__DIRECTIVE__.
Every entry should be repeated exactly. Omit the pictures.

__INFORMATION SUPPLIED__.

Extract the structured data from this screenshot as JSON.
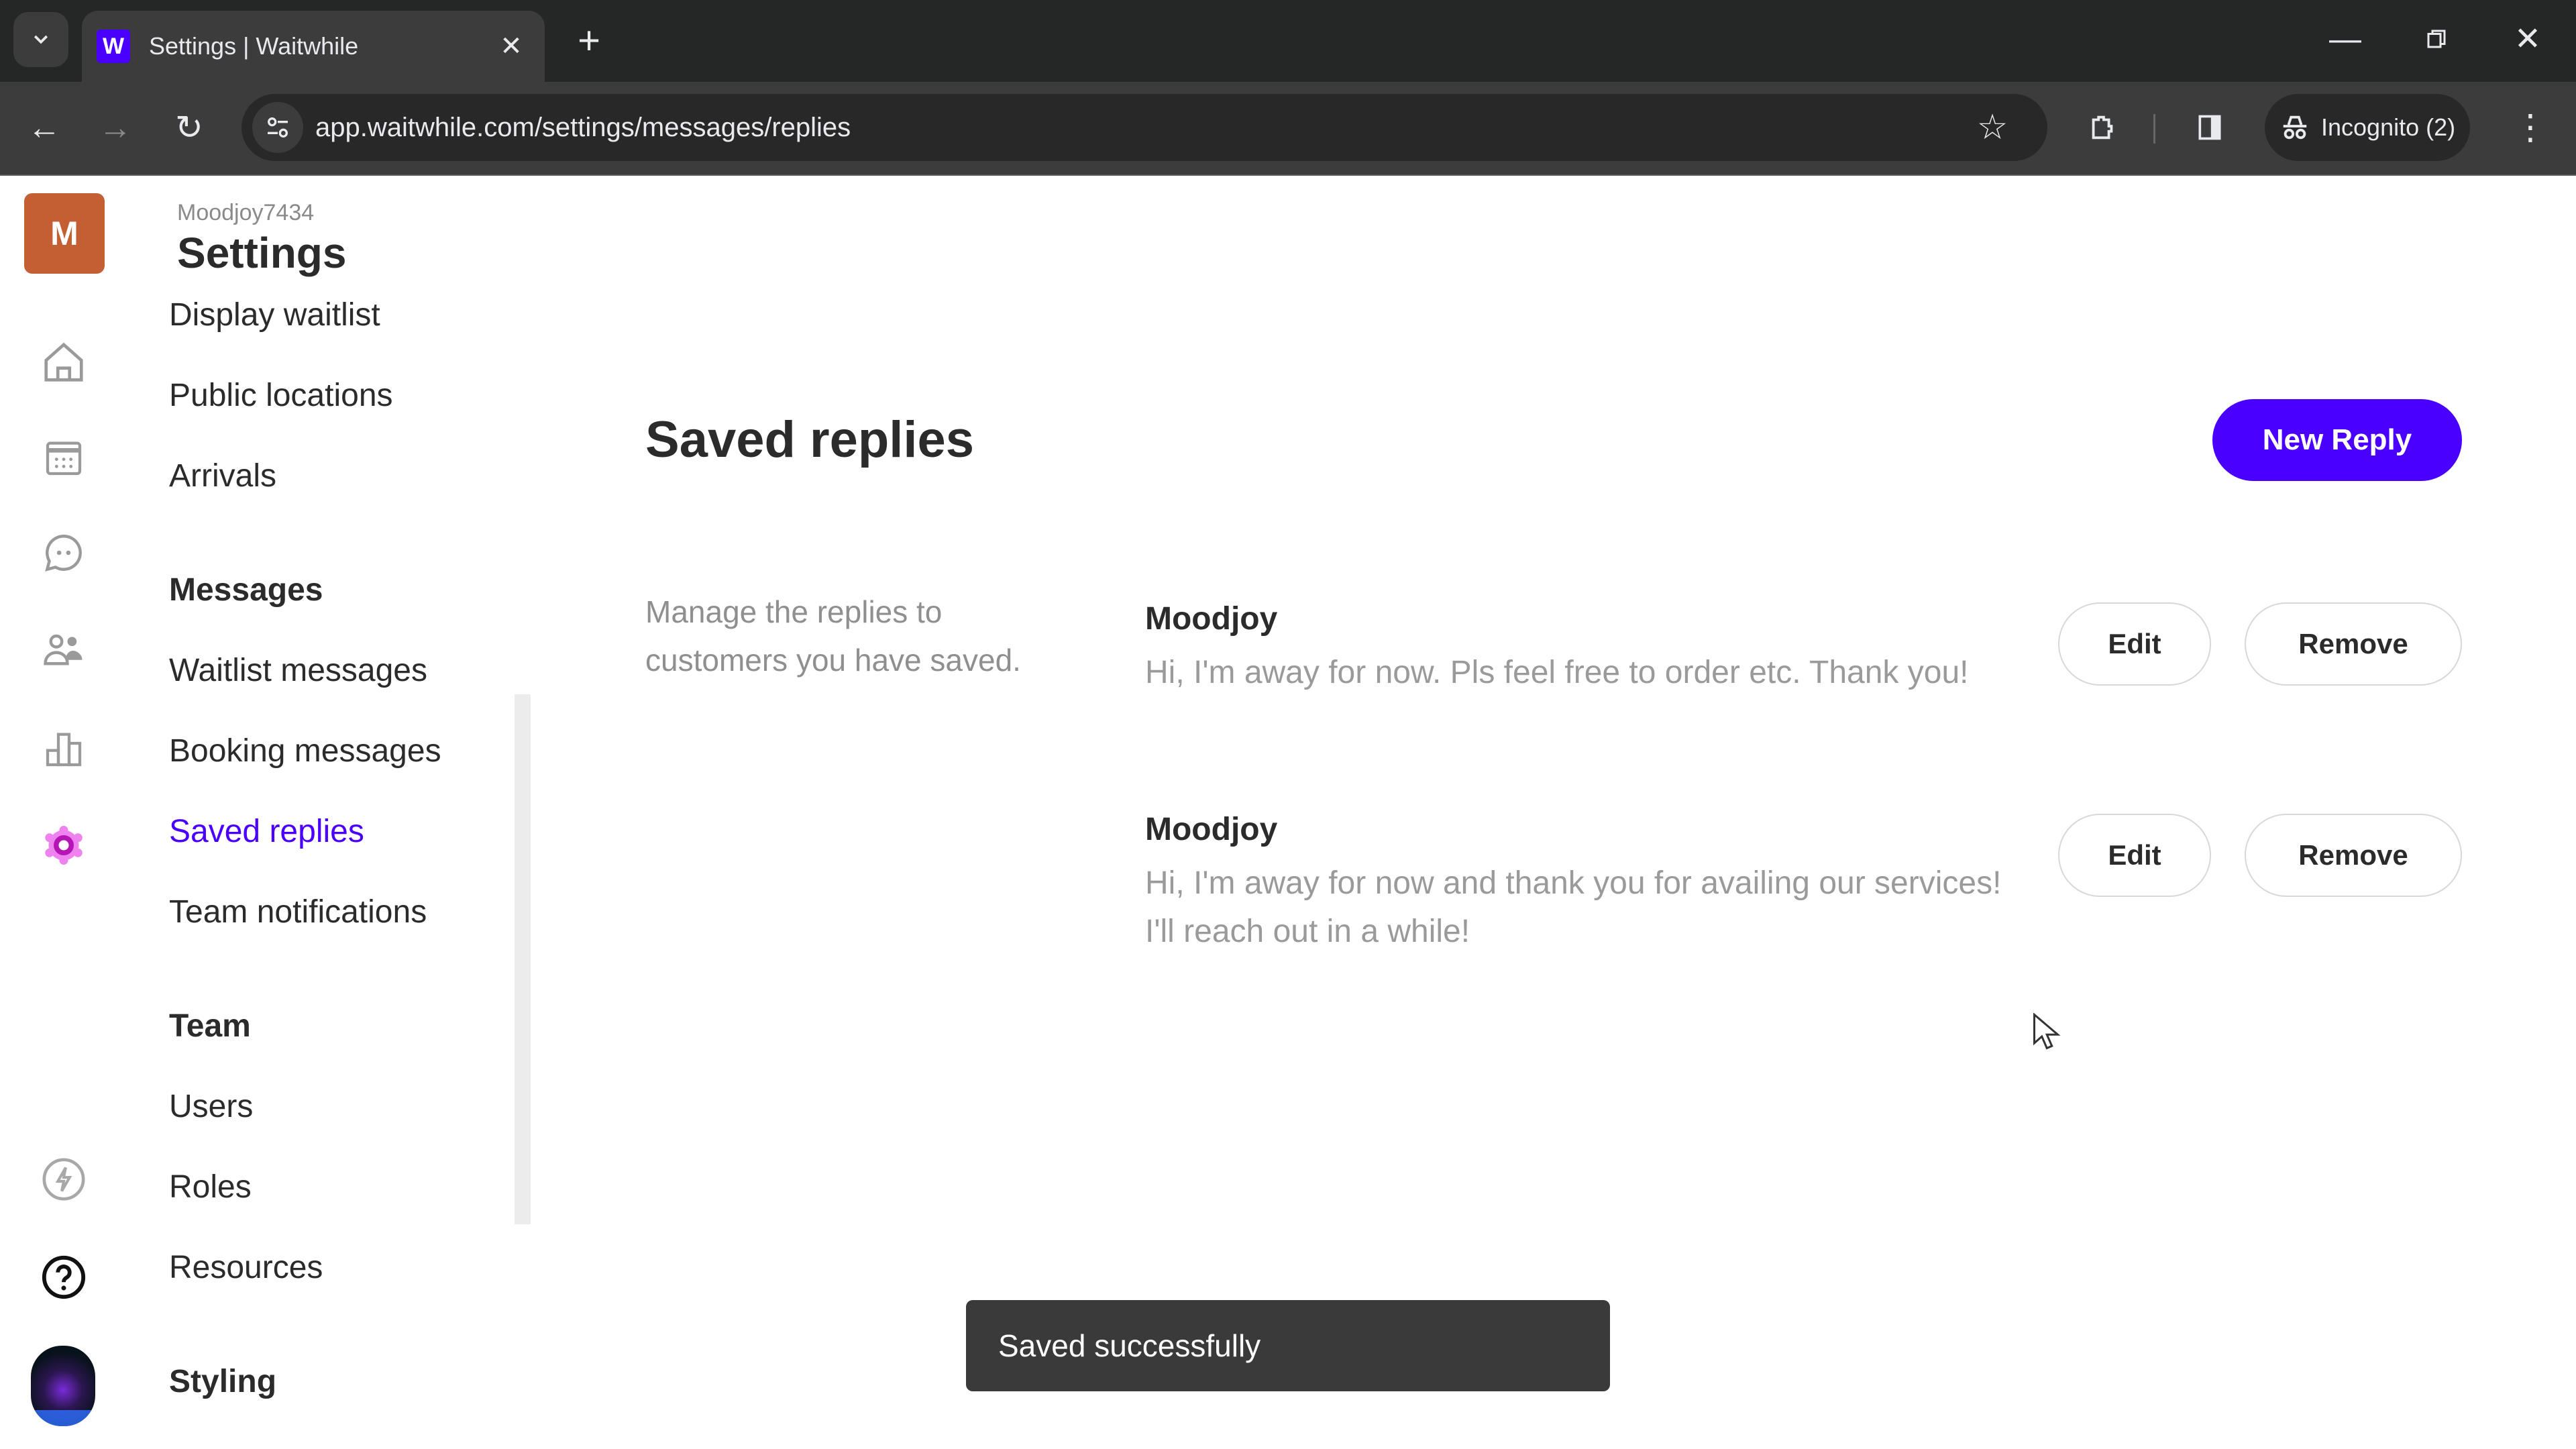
{
  "browser": {
    "tab_title": "Settings | Waitwhile",
    "favicon_letter": "W",
    "url": "app.waitwhile.com/settings/messages/replies",
    "incognito_label": "Incognito (2)"
  },
  "rail": {
    "org_initial": "M",
    "org_avatar_color": "#c45f33",
    "icons": [
      "home-icon",
      "calendar-icon",
      "chat-icon",
      "customers-icon",
      "analytics-icon",
      "settings-icon",
      "bolt-icon",
      "help-icon"
    ],
    "active_icon": "settings-icon"
  },
  "settings_nav": {
    "org_name": "Moodjoy7434",
    "title": "Settings",
    "items": [
      {
        "label": "Display waitlist",
        "type": "item"
      },
      {
        "label": "Public locations",
        "type": "item"
      },
      {
        "label": "Arrivals",
        "type": "item"
      },
      {
        "label": "Messages",
        "type": "section"
      },
      {
        "label": "Waitlist messages",
        "type": "item"
      },
      {
        "label": "Booking messages",
        "type": "item"
      },
      {
        "label": "Saved replies",
        "type": "item",
        "active": true
      },
      {
        "label": "Team notifications",
        "type": "item"
      },
      {
        "label": "Team",
        "type": "section"
      },
      {
        "label": "Users",
        "type": "item"
      },
      {
        "label": "Roles",
        "type": "item"
      },
      {
        "label": "Resources",
        "type": "item"
      },
      {
        "label": "Styling",
        "type": "section"
      }
    ]
  },
  "main": {
    "title": "Saved replies",
    "new_reply_label": "New Reply",
    "description": "Manage the replies to customers you have saved.",
    "replies": [
      {
        "name": "Moodjoy",
        "text": "Hi, I'm away for now. Pls feel free to order etc. Thank you!",
        "edit_label": "Edit",
        "remove_label": "Remove"
      },
      {
        "name": "Moodjoy",
        "text": "Hi, I'm away for now and thank you for availing our services! I'll reach out in a while!",
        "edit_label": "Edit",
        "remove_label": "Remove"
      }
    ]
  },
  "toast": {
    "message": "Saved successfully"
  },
  "colors": {
    "accent": "#4a00ff",
    "active_nav_icon": "#d946ef"
  }
}
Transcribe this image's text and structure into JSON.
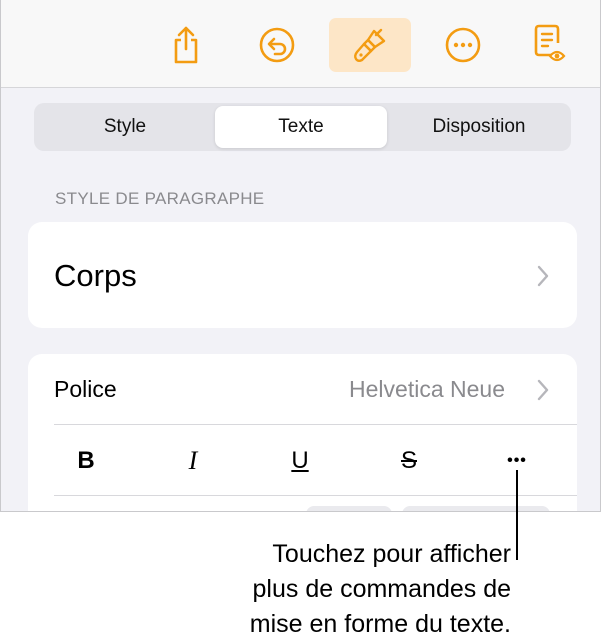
{
  "toolbar": {
    "icons": [
      "share-icon",
      "undo-icon",
      "format-paintbrush-icon",
      "more-icon",
      "reading-view-icon"
    ],
    "accent_color": "#f39c12",
    "active_bg": "#fde6c7"
  },
  "tabs": {
    "items": [
      "Style",
      "Texte",
      "Disposition"
    ],
    "selected": "Texte"
  },
  "paragraph_style": {
    "section_title": "STYLE DE PARAGRAPHE",
    "value": "Corps"
  },
  "font": {
    "label": "Police",
    "value": "Helvetica Neue"
  },
  "format_buttons": {
    "bold": "B",
    "italic": "I",
    "underline": "U",
    "strikethrough": "S",
    "more": "•••"
  },
  "callout": {
    "lines": [
      "Touchez pour afficher",
      "plus de commandes de",
      "mise en forme du texte."
    ]
  }
}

__COMPLETE RESPONSE__.
Extract the structured data from this screenshot as JSON.
{
  "browser": {
    "tab_title": "Settings | Waitwhile",
    "favicon_letter": "W",
    "url": "app.waitwhile.com/settings/messages/replies",
    "incognito_label": "Incognito (2)"
  },
  "rail": {
    "org_initial": "M",
    "org_avatar_color": "#c45f33",
    "icons": [
      "home-icon",
      "calendar-icon",
      "chat-icon",
      "customers-icon",
      "analytics-icon",
      "settings-icon",
      "bolt-icon",
      "help-icon"
    ],
    "active_icon": "settings-icon"
  },
  "settings_nav": {
    "org_name": "Moodjoy7434",
    "title": "Settings",
    "items": [
      {
        "label": "Display waitlist",
        "type": "item"
      },
      {
        "label": "Public locations",
        "type": "item"
      },
      {
        "label": "Arrivals",
        "type": "item"
      },
      {
        "label": "Messages",
        "type": "section"
      },
      {
        "label": "Waitlist messages",
        "type": "item"
      },
      {
        "label": "Booking messages",
        "type": "item"
      },
      {
        "label": "Saved replies",
        "type": "item",
        "active": true
      },
      {
        "label": "Team notifications",
        "type": "item"
      },
      {
        "label": "Team",
        "type": "section"
      },
      {
        "label": "Users",
        "type": "item"
      },
      {
        "label": "Roles",
        "type": "item"
      },
      {
        "label": "Resources",
        "type": "item"
      },
      {
        "label": "Styling",
        "type": "section"
      }
    ]
  },
  "main": {
    "title": "Saved replies",
    "new_reply_label": "New Reply",
    "description": "Manage the replies to customers you have saved.",
    "replies": [
      {
        "name": "Moodjoy",
        "text": "Hi, I'm away for now. Pls feel free to order etc. Thank you!",
        "edit_label": "Edit",
        "remove_label": "Remove"
      },
      {
        "name": "Moodjoy",
        "text": "Hi, I'm away for now and thank you for availing our services! I'll reach out in a while!",
        "edit_label": "Edit",
        "remove_label": "Remove"
      }
    ]
  },
  "toast": {
    "message": "Saved successfully"
  },
  "colors": {
    "accent": "#4a00ff",
    "active_nav_icon": "#d946ef"
  }
}
Transcribe this image's text and structure into JSON.
{
  "toolbar": {
    "icons": [
      "share-icon",
      "undo-icon",
      "format-paintbrush-icon",
      "more-icon",
      "reading-view-icon"
    ],
    "accent_color": "#f39c12",
    "active_bg": "#fde6c7"
  },
  "tabs": {
    "items": [
      "Style",
      "Texte",
      "Disposition"
    ],
    "selected": "Texte"
  },
  "paragraph_style": {
    "section_title": "STYLE DE PARAGRAPHE",
    "value": "Corps"
  },
  "font": {
    "label": "Police",
    "value": "Helvetica Neue"
  },
  "format_buttons": {
    "bold": "B",
    "italic": "I",
    "underline": "U",
    "strikethrough": "S",
    "more": "•••"
  },
  "callout": {
    "lines": [
      "Touchez pour afficher",
      "plus de commandes de",
      "mise en forme du texte."
    ]
  }
}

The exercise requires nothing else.